___ Records shown
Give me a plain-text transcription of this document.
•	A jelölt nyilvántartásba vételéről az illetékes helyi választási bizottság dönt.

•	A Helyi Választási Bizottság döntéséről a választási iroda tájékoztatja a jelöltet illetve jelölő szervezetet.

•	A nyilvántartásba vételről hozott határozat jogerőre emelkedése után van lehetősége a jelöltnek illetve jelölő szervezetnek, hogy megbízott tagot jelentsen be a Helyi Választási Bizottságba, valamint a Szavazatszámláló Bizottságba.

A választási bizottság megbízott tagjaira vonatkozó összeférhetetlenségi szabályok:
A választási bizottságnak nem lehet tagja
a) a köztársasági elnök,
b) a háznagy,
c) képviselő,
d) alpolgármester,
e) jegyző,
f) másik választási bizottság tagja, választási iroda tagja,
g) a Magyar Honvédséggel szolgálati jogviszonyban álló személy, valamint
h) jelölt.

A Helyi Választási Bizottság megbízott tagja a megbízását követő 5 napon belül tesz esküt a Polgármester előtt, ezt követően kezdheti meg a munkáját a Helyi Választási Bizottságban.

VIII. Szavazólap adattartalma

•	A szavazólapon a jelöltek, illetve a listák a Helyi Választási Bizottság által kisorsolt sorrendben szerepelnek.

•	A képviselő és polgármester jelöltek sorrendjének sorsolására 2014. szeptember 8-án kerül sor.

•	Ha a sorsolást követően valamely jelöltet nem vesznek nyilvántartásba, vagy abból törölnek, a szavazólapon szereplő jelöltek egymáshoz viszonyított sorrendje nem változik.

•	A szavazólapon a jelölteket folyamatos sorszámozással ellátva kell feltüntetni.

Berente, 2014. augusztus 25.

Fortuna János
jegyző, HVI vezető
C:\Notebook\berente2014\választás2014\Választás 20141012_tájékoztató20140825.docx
______
Written instruction:
Go back to the listing above and please repeat it exactly.

Problem solution:
Give me a plain-text transcription of this document.
•	A jelölt nyilvántartásba vételéről az illetékes helyi választási bizottság dönt.

•	A Helyi Választási Bizottság döntéséről a választási iroda tájékoztatja a jelöltet illetve jelölő szervezetet.

•	A nyilvántartásba vételről hozott határozat jogerőre emelkedése után van lehetősége a jelöltnek illetve jelölő szervezetnek, hogy megbízott tagot jelentsen be a Helyi Választási Bizottságba, valamint a Szavazatszámláló Bizottságba.

A választási bizottság megbízott tagjaira vonatkozó összeférhetetlenségi szabályok:
A választási bizottságnak nem lehet tagja
a) a köztársasági elnök,
b) a háznagy,
c) képviselő,
d) alpolgármester,
e) jegyző,
f) másik választási bizottság tagja, választási iroda tagja,
g) a Magyar Honvédséggel szolgálati jogviszonyban álló személy, valamint
h) jelölt.

A Helyi Választási Bizottság megbízott tagja a megbízását követő 5 napon belül tesz esküt a Polgármester előtt, ezt követően kezdheti meg a munkáját a Helyi Választási Bizottságban.

VIII. Szavazólap adattartalma

•	A szavazólapon a jelöltek, illetve a listák a Helyi Választási Bizottság által kisorsolt sorrendben szerepelnek.

•	A képviselő és polgármester jelöltek sorrendjének sorsolására 2014. szeptember 8-án kerül sor.

•	Ha a sorsolást követően valamely jelöltet nem vesznek nyilvántartásba, vagy abból törölnek, a szavazólapon szereplő jelöltek egymáshoz viszonyított sorrendje nem változik.

•	A szavazólapon a jelölteket folyamatos sorszámozással ellátva kell feltüntetni.

Berente, 2014. augusztus 25.

Fortuna János
jegyző, HVI vezető
C:\Notebook\berente2014\választás2014\Választás 20141012_tájékoztató20140825.docx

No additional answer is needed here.